--- TASK INSTRUCTIONS ---
Pull out every line with the word "Abholtermine".

Extracted data entries:
━━━━━━━━━━━━━━━━

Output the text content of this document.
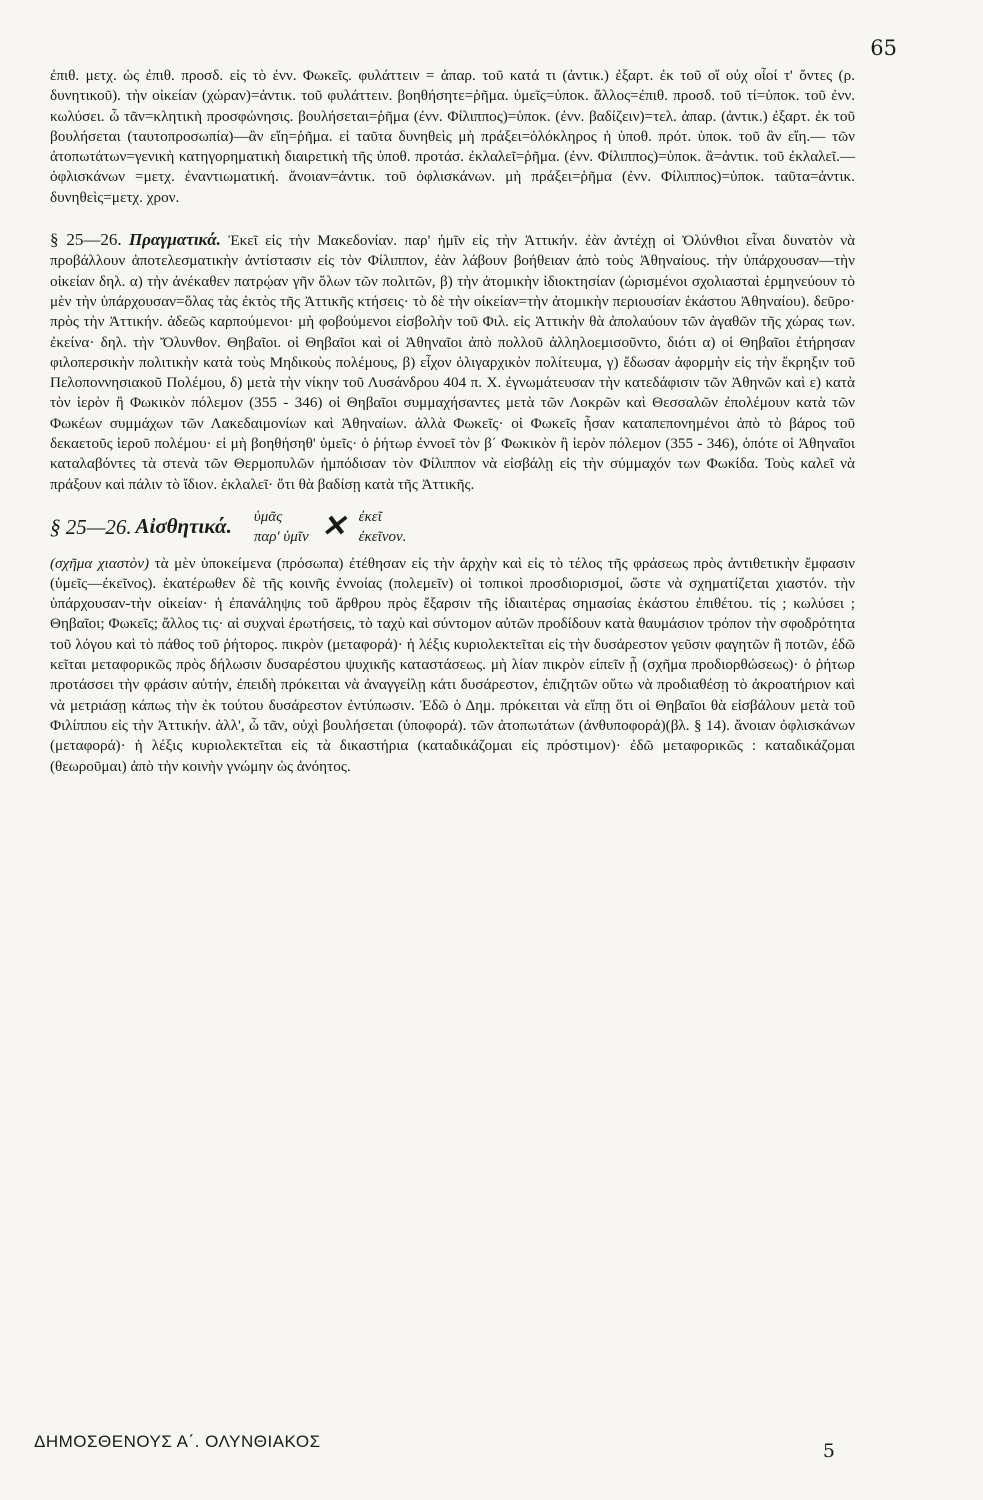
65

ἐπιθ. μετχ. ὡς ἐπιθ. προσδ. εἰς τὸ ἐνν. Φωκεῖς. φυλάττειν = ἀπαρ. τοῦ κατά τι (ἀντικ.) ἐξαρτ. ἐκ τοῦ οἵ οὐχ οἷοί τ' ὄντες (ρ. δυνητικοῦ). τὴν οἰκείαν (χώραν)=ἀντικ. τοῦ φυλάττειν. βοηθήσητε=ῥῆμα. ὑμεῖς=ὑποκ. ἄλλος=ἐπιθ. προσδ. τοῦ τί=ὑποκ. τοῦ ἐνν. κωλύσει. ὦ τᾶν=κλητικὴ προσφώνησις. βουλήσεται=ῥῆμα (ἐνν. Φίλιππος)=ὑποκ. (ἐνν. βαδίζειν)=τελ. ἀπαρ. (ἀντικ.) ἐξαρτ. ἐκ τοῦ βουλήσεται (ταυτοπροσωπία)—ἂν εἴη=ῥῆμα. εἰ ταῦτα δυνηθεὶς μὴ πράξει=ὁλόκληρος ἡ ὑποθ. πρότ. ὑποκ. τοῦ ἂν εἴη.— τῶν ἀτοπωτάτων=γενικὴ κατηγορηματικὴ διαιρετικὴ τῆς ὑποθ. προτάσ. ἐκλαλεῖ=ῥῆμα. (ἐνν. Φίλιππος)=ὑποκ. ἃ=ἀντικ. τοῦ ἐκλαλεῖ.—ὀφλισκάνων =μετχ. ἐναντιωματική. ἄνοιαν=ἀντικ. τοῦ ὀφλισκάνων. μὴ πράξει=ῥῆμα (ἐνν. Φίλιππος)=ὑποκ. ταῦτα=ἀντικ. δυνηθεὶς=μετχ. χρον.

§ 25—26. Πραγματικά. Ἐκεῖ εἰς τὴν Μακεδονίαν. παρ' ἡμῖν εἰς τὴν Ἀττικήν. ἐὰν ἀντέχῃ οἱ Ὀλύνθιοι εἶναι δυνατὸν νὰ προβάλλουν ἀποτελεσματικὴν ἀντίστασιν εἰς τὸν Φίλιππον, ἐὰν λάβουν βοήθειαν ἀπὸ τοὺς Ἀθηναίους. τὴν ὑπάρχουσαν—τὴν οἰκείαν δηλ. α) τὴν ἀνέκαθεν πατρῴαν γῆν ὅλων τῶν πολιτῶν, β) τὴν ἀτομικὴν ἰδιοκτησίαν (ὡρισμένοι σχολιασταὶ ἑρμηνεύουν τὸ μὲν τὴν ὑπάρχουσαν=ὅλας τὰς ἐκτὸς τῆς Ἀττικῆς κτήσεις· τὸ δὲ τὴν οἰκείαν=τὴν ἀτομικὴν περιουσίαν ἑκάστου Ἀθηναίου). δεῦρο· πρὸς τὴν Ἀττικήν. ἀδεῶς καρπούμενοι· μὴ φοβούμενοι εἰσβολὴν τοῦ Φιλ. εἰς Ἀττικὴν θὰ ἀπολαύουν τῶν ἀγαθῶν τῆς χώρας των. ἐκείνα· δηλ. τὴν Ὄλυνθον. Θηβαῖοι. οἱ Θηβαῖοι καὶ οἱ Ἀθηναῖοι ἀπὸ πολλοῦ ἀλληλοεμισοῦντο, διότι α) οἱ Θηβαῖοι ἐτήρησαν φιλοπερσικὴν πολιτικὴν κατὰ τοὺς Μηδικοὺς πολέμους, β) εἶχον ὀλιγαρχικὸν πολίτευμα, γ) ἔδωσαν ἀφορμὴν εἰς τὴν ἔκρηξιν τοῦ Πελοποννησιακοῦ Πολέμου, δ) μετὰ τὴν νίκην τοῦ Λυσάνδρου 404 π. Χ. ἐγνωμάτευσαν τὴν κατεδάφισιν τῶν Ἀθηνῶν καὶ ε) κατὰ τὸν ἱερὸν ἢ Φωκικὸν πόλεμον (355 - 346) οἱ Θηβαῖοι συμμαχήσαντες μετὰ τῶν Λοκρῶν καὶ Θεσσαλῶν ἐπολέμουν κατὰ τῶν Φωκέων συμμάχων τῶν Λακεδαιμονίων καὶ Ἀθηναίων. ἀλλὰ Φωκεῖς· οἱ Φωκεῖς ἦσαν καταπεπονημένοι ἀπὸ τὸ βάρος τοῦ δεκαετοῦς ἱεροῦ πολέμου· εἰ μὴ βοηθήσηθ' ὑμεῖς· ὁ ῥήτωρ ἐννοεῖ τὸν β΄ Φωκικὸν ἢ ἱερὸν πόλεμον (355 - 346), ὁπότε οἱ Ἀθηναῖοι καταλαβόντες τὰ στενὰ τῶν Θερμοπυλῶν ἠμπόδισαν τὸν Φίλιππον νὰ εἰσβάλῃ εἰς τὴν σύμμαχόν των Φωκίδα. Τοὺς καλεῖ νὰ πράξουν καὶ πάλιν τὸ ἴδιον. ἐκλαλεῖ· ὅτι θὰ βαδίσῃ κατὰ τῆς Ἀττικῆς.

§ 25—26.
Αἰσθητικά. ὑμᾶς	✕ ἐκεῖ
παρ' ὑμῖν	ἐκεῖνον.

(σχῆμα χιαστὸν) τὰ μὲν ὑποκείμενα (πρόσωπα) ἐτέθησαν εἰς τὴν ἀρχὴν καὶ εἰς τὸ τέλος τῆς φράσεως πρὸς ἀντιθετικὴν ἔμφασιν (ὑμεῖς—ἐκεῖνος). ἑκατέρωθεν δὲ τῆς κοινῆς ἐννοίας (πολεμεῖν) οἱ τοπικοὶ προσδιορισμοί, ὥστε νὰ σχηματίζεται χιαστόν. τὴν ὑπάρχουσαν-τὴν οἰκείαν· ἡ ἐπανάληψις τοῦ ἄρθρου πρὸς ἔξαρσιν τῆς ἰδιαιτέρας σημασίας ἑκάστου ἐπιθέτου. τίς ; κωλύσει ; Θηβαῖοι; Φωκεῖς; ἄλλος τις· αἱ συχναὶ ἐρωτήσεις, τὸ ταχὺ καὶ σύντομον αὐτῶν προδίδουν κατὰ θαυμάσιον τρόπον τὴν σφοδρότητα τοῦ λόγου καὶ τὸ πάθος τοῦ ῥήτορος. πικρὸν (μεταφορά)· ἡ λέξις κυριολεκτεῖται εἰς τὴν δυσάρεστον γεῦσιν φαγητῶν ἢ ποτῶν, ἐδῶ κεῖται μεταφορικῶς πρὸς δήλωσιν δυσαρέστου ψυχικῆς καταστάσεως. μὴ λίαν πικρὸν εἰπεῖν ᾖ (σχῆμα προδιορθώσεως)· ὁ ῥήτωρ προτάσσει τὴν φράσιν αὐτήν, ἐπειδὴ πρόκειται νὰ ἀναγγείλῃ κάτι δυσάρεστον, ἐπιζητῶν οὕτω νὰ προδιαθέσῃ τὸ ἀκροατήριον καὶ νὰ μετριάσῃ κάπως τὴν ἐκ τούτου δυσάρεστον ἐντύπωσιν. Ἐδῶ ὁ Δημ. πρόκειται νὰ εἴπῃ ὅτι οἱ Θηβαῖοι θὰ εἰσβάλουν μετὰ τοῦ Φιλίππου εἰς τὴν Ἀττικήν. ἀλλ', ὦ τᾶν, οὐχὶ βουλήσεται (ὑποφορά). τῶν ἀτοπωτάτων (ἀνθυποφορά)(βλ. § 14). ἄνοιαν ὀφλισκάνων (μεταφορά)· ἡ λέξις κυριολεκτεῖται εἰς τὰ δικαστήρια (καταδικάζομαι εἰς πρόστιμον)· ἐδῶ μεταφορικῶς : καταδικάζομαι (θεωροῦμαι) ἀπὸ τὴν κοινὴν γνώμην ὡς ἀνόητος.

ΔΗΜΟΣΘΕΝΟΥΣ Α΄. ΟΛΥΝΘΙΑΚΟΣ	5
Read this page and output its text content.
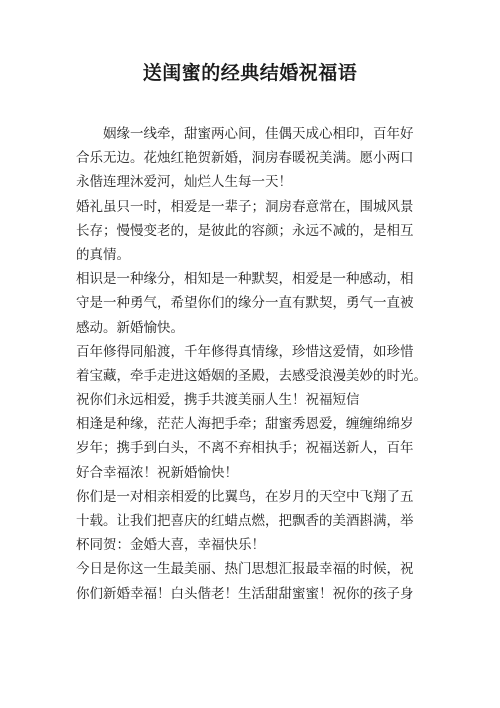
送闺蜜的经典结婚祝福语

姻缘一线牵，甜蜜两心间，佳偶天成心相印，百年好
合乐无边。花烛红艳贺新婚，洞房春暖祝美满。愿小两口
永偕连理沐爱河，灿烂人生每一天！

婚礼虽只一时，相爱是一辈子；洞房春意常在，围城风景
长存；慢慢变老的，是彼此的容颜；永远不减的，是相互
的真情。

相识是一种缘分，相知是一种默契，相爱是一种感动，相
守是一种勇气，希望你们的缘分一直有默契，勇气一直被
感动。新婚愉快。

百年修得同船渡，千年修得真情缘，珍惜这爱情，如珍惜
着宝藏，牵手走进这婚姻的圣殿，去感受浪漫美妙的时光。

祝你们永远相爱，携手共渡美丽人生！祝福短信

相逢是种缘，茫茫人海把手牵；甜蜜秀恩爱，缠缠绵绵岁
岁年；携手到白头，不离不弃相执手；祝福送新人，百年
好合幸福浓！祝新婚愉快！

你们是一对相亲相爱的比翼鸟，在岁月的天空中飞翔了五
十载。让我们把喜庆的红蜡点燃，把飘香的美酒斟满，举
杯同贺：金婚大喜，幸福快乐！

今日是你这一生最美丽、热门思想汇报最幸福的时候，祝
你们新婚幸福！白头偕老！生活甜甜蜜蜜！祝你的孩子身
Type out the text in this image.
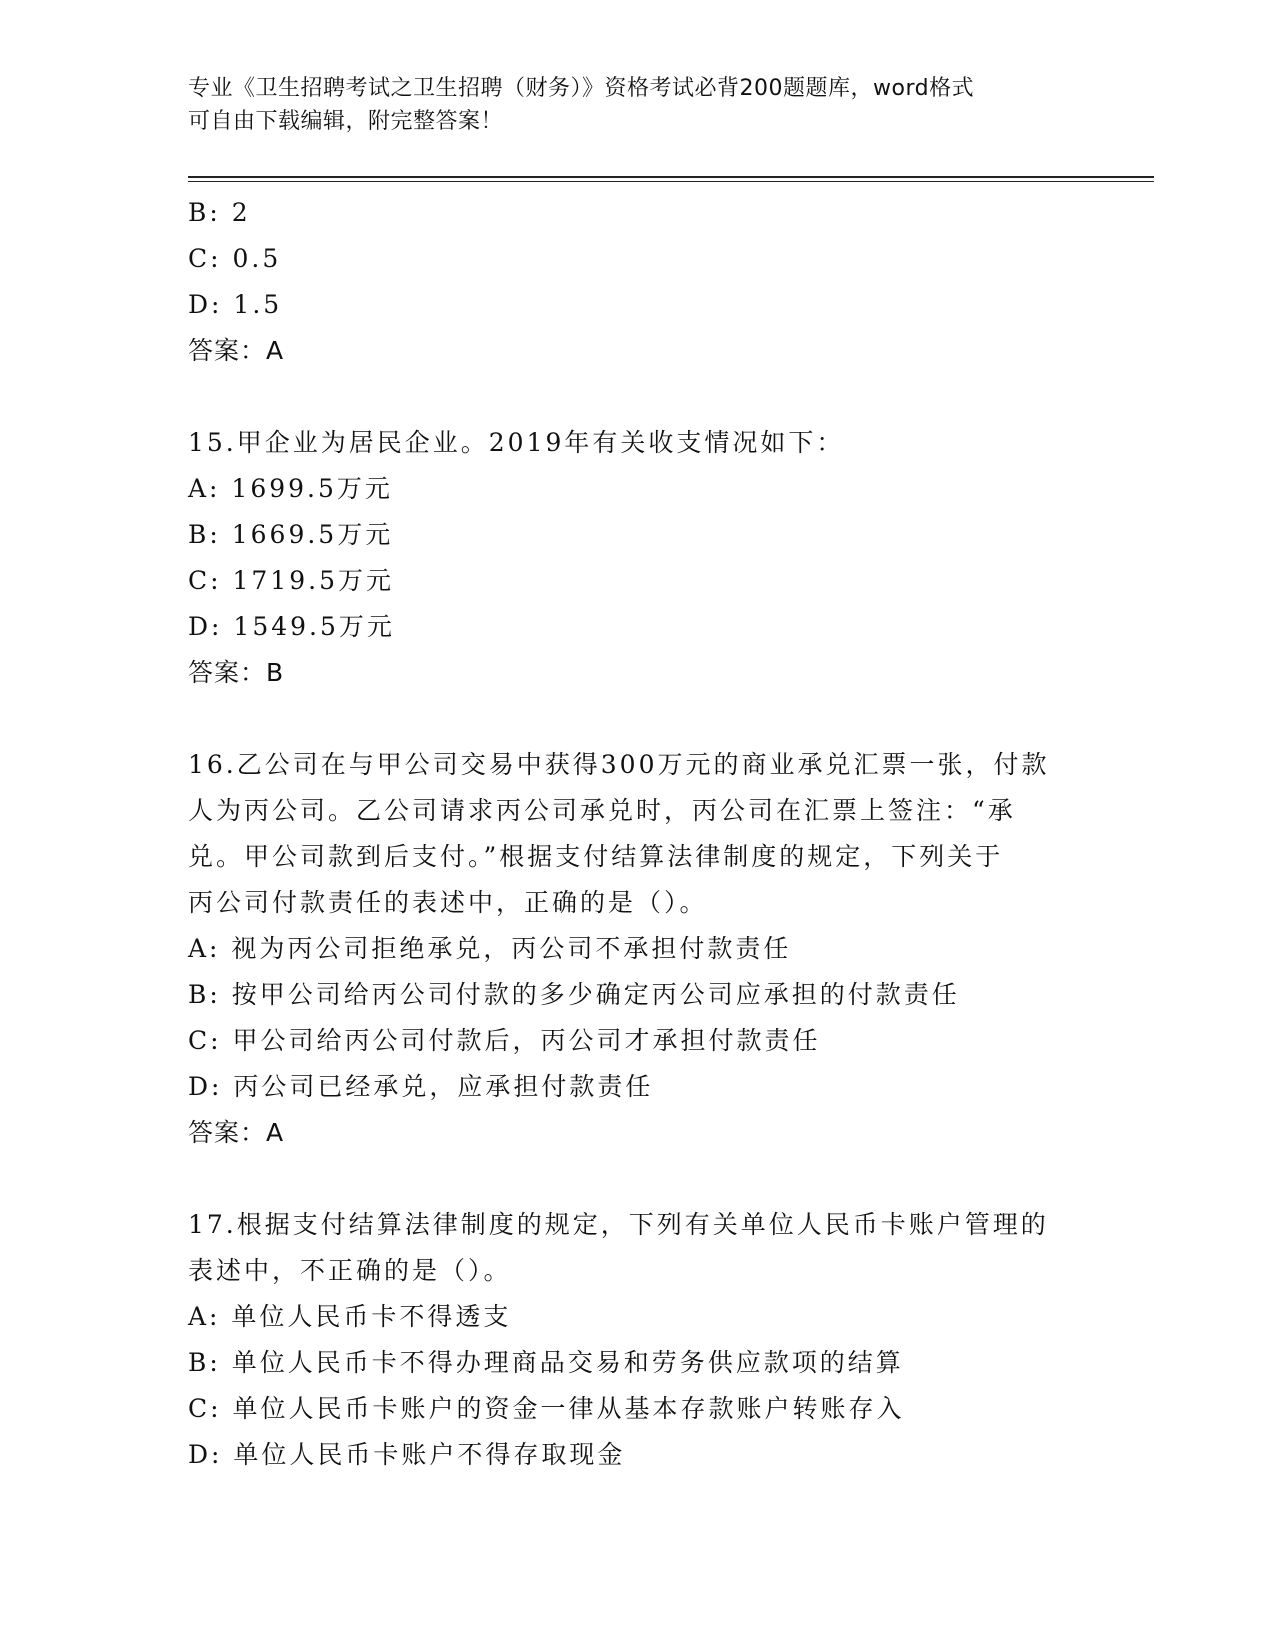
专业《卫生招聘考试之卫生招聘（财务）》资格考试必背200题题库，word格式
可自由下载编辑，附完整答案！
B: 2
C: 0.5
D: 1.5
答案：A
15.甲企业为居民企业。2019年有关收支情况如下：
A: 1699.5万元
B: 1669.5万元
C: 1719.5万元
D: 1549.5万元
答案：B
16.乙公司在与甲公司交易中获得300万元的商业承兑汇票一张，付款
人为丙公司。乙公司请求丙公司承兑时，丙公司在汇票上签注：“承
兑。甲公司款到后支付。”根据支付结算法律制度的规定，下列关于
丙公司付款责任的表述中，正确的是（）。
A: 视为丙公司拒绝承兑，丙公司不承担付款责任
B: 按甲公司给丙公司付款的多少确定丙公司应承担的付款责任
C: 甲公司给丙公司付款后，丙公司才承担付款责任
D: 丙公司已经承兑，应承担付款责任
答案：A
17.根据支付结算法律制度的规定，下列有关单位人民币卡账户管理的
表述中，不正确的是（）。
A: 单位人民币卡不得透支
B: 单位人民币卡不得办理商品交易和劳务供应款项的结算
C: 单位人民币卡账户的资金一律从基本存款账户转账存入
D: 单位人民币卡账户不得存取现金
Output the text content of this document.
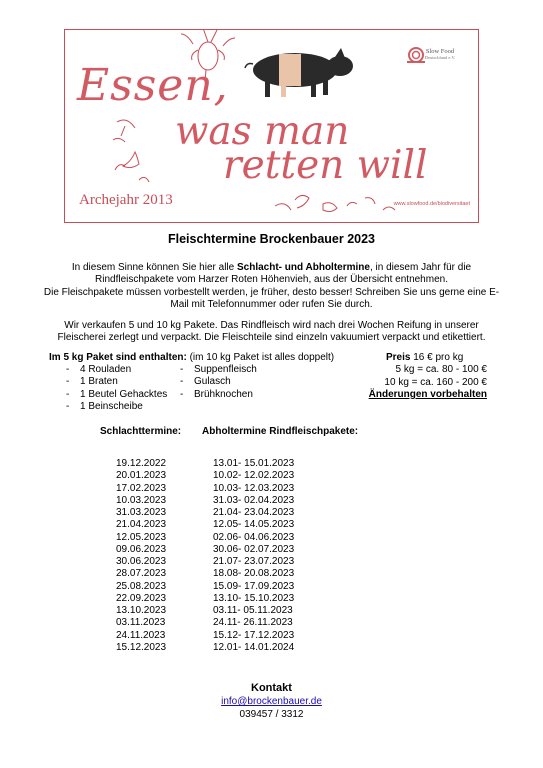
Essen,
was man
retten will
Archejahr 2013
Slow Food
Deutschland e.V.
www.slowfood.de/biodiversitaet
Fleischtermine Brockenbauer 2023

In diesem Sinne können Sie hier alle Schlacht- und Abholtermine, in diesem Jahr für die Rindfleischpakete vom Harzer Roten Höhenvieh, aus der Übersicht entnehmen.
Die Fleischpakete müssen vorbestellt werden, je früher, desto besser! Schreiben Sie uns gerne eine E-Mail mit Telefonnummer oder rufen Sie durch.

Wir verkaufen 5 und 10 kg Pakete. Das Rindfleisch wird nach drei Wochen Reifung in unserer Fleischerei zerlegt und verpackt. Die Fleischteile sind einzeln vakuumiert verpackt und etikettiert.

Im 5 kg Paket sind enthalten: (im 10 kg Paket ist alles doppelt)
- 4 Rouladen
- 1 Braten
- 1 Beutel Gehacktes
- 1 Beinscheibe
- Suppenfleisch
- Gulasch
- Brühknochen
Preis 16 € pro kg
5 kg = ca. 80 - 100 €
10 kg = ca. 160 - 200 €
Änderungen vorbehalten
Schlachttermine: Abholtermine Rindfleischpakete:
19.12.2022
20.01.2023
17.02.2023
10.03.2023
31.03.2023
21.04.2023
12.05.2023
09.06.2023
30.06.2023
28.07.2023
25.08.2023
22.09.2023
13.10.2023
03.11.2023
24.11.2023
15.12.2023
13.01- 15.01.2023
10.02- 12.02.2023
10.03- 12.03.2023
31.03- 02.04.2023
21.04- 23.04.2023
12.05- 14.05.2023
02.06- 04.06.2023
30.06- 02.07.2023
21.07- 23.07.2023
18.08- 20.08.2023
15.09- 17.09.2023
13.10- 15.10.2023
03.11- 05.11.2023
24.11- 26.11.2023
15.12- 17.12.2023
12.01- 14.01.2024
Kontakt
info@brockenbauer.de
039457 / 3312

━━━━━━━━━━━━━━━━

--- EXPECTED ANSWER ---
In diesem Sinne können Sie hier alle Schlacht- und Abholtermine, in diesem Jahr für die Rindfleischpakete vom Harzer Roten Höhenvieh, aus der Übersicht entnehmen.
Schlachttermine: Abholtermine Rindfleischpakete:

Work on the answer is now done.